* _RECORD LIST_:
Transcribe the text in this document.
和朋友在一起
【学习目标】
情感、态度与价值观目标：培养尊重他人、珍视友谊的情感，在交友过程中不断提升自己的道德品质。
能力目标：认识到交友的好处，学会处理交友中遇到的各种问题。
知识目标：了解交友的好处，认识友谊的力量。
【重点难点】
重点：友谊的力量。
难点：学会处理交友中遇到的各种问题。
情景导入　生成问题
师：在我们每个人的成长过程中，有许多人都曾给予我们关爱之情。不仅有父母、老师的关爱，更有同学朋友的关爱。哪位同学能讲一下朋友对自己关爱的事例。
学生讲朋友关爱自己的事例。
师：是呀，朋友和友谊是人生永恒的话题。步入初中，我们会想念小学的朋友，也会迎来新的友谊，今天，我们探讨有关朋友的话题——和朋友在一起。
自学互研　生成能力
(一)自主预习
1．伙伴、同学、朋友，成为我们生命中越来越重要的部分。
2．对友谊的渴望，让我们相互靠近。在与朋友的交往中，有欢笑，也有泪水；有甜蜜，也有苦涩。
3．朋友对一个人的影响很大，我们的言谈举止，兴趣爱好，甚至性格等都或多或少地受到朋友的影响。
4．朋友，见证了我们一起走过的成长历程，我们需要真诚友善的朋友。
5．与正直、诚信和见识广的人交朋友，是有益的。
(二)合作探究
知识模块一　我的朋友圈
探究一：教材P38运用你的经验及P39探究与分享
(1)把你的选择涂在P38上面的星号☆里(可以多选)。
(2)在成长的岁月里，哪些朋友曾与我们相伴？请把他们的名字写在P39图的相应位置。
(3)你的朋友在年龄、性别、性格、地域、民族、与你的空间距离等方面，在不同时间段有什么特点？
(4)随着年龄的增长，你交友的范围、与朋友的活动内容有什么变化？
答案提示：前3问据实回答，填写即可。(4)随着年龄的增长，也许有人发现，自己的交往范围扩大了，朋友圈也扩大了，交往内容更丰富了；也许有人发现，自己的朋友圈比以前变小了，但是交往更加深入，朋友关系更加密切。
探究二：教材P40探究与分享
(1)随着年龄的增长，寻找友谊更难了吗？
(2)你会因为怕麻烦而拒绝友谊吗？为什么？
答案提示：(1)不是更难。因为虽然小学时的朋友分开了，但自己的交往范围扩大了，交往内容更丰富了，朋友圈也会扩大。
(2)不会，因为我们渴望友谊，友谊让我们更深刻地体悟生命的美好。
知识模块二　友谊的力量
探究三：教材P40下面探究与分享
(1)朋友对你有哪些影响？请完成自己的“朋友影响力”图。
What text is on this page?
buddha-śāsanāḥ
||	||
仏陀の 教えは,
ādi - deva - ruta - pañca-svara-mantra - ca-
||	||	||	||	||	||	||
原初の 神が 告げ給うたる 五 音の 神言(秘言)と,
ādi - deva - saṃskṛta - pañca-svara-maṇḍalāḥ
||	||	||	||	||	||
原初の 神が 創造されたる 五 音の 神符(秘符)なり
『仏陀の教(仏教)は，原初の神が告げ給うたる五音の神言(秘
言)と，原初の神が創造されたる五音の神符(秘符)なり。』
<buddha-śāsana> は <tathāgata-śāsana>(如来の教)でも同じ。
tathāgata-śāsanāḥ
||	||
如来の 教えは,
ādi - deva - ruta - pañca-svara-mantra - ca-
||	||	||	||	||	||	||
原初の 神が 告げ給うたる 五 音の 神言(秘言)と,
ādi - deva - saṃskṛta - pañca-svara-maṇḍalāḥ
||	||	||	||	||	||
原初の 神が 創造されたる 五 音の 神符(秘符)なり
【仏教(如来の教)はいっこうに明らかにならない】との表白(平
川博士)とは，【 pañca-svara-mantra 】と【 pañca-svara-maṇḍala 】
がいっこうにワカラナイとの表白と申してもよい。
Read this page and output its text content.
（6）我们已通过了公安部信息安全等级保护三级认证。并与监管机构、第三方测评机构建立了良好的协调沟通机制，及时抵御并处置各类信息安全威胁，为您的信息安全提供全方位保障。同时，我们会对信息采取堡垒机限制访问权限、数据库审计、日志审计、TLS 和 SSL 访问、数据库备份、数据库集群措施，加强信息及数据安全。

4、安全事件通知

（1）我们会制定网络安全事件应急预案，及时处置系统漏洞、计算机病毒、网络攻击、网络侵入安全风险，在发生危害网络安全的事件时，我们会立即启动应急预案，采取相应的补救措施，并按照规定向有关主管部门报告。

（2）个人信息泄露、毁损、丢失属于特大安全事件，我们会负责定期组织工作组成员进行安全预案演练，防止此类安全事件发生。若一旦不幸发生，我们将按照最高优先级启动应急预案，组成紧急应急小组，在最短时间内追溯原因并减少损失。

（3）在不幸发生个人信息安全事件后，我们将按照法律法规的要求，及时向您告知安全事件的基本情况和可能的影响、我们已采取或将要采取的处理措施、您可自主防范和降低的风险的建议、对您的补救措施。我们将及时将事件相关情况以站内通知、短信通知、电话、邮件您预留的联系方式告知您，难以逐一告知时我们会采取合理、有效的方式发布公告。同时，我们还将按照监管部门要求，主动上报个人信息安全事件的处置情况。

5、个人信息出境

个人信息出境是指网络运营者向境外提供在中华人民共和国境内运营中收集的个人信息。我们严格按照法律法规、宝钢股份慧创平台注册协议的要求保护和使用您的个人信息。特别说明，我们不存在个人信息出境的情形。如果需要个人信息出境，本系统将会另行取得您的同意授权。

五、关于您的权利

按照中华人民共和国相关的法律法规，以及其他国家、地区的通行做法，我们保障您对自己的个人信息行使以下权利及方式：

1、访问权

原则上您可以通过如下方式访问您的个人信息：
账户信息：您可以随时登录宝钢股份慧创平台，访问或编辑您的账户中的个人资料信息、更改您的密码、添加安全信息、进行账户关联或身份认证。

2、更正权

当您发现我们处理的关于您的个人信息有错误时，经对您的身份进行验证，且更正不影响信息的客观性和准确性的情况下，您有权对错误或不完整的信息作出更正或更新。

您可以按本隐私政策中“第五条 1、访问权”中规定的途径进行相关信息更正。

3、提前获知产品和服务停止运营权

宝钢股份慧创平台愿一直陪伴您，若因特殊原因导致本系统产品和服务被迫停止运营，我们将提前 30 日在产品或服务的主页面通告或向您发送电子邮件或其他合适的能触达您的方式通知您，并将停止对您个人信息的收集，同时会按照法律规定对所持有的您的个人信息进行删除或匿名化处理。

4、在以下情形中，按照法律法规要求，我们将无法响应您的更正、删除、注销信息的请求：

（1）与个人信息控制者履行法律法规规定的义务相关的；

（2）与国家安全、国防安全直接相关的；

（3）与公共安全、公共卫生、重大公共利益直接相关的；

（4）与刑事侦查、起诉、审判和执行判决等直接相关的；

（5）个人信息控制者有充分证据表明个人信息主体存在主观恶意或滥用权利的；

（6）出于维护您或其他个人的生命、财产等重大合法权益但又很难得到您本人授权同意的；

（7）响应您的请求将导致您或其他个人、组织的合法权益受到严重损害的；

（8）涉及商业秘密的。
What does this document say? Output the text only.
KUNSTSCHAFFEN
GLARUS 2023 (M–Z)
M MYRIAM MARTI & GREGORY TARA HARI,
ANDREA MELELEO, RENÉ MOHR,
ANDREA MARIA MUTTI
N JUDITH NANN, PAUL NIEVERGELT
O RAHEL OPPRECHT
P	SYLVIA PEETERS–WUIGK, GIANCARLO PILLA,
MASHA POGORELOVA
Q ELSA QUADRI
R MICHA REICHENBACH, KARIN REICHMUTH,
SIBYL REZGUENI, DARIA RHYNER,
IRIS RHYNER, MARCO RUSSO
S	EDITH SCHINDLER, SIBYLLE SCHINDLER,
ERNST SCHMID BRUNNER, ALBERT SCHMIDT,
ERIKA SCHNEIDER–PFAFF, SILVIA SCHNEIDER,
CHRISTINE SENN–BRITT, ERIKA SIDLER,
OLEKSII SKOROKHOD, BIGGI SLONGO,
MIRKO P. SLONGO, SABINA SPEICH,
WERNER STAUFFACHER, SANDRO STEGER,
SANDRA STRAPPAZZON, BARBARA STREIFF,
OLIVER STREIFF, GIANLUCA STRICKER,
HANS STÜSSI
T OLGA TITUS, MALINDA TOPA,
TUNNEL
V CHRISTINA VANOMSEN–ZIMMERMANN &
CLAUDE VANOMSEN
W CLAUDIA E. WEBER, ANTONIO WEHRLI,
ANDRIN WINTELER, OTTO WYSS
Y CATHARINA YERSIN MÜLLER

* _WORK REQUIRED_: From the data above, show each line that contains "SLONGO".

* _RESULT OF THIS EXERCISE_:
OLEKSII SKOROKHOD, BIGGI SLONGO,
MIRKO P. SLONGO, SABINA SPEICH,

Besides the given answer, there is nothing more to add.